**DIRECTION**
Every record below should be transcribed exactly. Omit the images.

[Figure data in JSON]
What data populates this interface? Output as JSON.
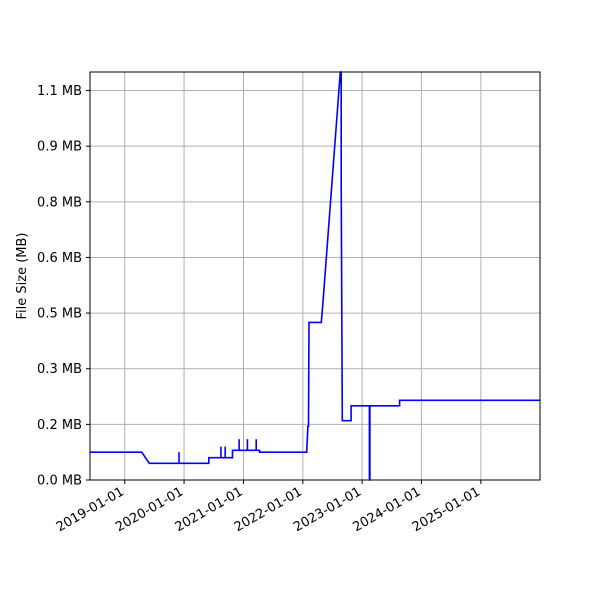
{
  "chart_data": {
    "type": "line",
    "xlabel": "",
    "ylabel": "File Size (MB)",
    "xlim": [
      "2018-06-01",
      "2025-12-31"
    ],
    "ylim": [
      0.0,
      1.1
    ],
    "x_ticks": [
      "2019-01-01",
      "2020-01-01",
      "2021-01-01",
      "2022-01-01",
      "2023-01-01",
      "2024-01-01",
      "2025-01-01"
    ],
    "y_ticks": [
      {
        "value": 0.0,
        "label": "0.0 MB"
      },
      {
        "value": 0.15,
        "label": "0.2 MB"
      },
      {
        "value": 0.3,
        "label": "0.3 MB"
      },
      {
        "value": 0.45,
        "label": "0.5 MB"
      },
      {
        "value": 0.6,
        "label": "0.6 MB"
      },
      {
        "value": 0.75,
        "label": "0.8 MB"
      },
      {
        "value": 0.9,
        "label": "0.9 MB"
      },
      {
        "value": 1.05,
        "label": "1.1 MB"
      }
    ],
    "grid": true,
    "line_color": "#0000ff",
    "series": [
      {
        "x": [
          "2018-06-01",
          "2019-04-15",
          "2019-06-01",
          "2020-06-01",
          "2020-06-01",
          "2020-10-25",
          "2020-10-25",
          "2021-04-10",
          "2021-04-10",
          "2022-01-25",
          "2022-02-01",
          "2022-02-05",
          "2022-02-08",
          "2022-04-25",
          "2022-05-05",
          "2022-08-20",
          "2022-08-25",
          "2022-08-25",
          "2022-09-01",
          "2022-10-25",
          "2022-10-25",
          "2023-02-15",
          "2023-02-15",
          "2023-02-18",
          "2023-02-18",
          "2023-08-20",
          "2023-08-20",
          "2025-12-31"
        ],
        "y": [
          0.075,
          0.075,
          0.045,
          0.045,
          0.06,
          0.06,
          0.08,
          0.08,
          0.075,
          0.075,
          0.145,
          0.145,
          0.425,
          0.425,
          0.48,
          1.1,
          1.1,
          0.8,
          0.16,
          0.16,
          0.2,
          0.2,
          0.0,
          0.0,
          0.2,
          0.2,
          0.215,
          0.215
        ]
      }
    ],
    "spikes": [
      {
        "x": "2019-12-01",
        "base": 0.045,
        "top": 0.075
      },
      {
        "x": "2020-08-15",
        "base": 0.06,
        "top": 0.09
      },
      {
        "x": "2020-09-10",
        "base": 0.06,
        "top": 0.09
      },
      {
        "x": "2020-12-05",
        "base": 0.08,
        "top": 0.11
      },
      {
        "x": "2021-01-25",
        "base": 0.08,
        "top": 0.11
      },
      {
        "x": "2021-03-20",
        "base": 0.08,
        "top": 0.11
      }
    ]
  }
}
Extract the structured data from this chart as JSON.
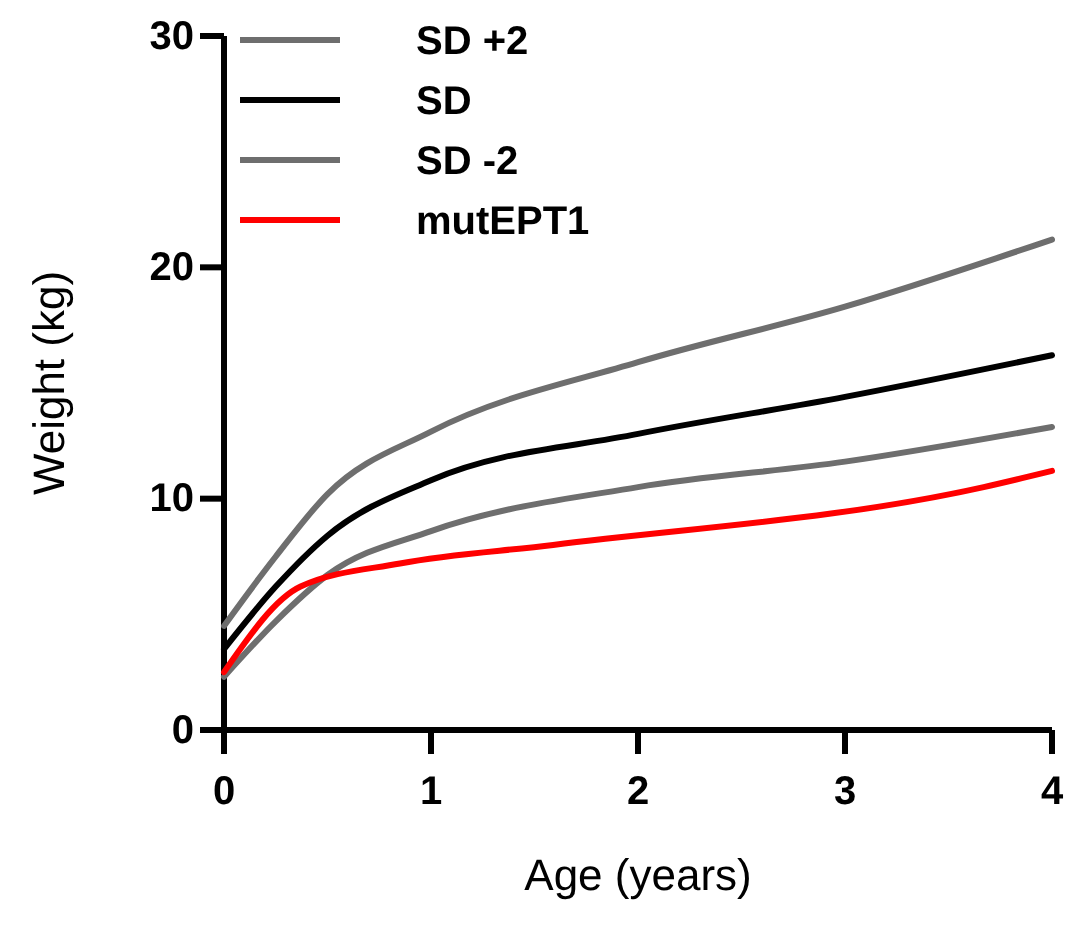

**WORKED ANSWER**
What data populates this interface? Output as JSON.
{
  "chart_data": {
    "type": "line",
    "xlabel": "",
    "ylabel": "File Size (MB)",
    "xlim": [
      "2018-06-01",
      "2025-12-31"
    ],
    "ylim": [
      0.0,
      1.1
    ],
    "x_ticks": [
      "2019-01-01",
      "2020-01-01",
      "2021-01-01",
      "2022-01-01",
      "2023-01-01",
      "2024-01-01",
      "2025-01-01"
    ],
    "y_ticks": [
      {
        "value": 0.0,
        "label": "0.0 MB"
      },
      {
        "value": 0.15,
        "label": "0.2 MB"
      },
      {
        "value": 0.3,
        "label": "0.3 MB"
      },
      {
        "value": 0.45,
        "label": "0.5 MB"
      },
      {
        "value": 0.6,
        "label": "0.6 MB"
      },
      {
        "value": 0.75,
        "label": "0.8 MB"
      },
      {
        "value": 0.9,
        "label": "0.9 MB"
      },
      {
        "value": 1.05,
        "label": "1.1 MB"
      }
    ],
    "grid": true,
    "line_color": "#0000ff",
    "series": [
      {
        "x": [
          "2018-06-01",
          "2019-04-15",
          "2019-06-01",
          "2020-06-01",
          "2020-06-01",
          "2020-10-25",
          "2020-10-25",
          "2021-04-10",
          "2021-04-10",
          "2022-01-25",
          "2022-02-01",
          "2022-02-05",
          "2022-02-08",
          "2022-04-25",
          "2022-05-05",
          "2022-08-20",
          "2022-08-25",
          "2022-08-25",
          "2022-09-01",
          "2022-10-25",
          "2022-10-25",
          "2023-02-15",
          "2023-02-15",
          "2023-02-18",
          "2023-02-18",
          "2023-08-20",
          "2023-08-20",
          "2025-12-31"
        ],
        "y": [
          0.075,
          0.075,
          0.045,
          0.045,
          0.06,
          0.06,
          0.08,
          0.08,
          0.075,
          0.075,
          0.145,
          0.145,
          0.425,
          0.425,
          0.48,
          1.1,
          1.1,
          0.8,
          0.16,
          0.16,
          0.2,
          0.2,
          0.0,
          0.0,
          0.2,
          0.2,
          0.215,
          0.215
        ]
      }
    ],
    "spikes": [
      {
        "x": "2019-12-01",
        "base": 0.045,
        "top": 0.075
      },
      {
        "x": "2020-08-15",
        "base": 0.06,
        "top": 0.09
      },
      {
        "x": "2020-09-10",
        "base": 0.06,
        "top": 0.09
      },
      {
        "x": "2020-12-05",
        "base": 0.08,
        "top": 0.11
      },
      {
        "x": "2021-01-25",
        "base": 0.08,
        "top": 0.11
      },
      {
        "x": "2021-03-20",
        "base": 0.08,
        "top": 0.11
      }
    ]
  }
}
Extract the structured data from this chart as JSON.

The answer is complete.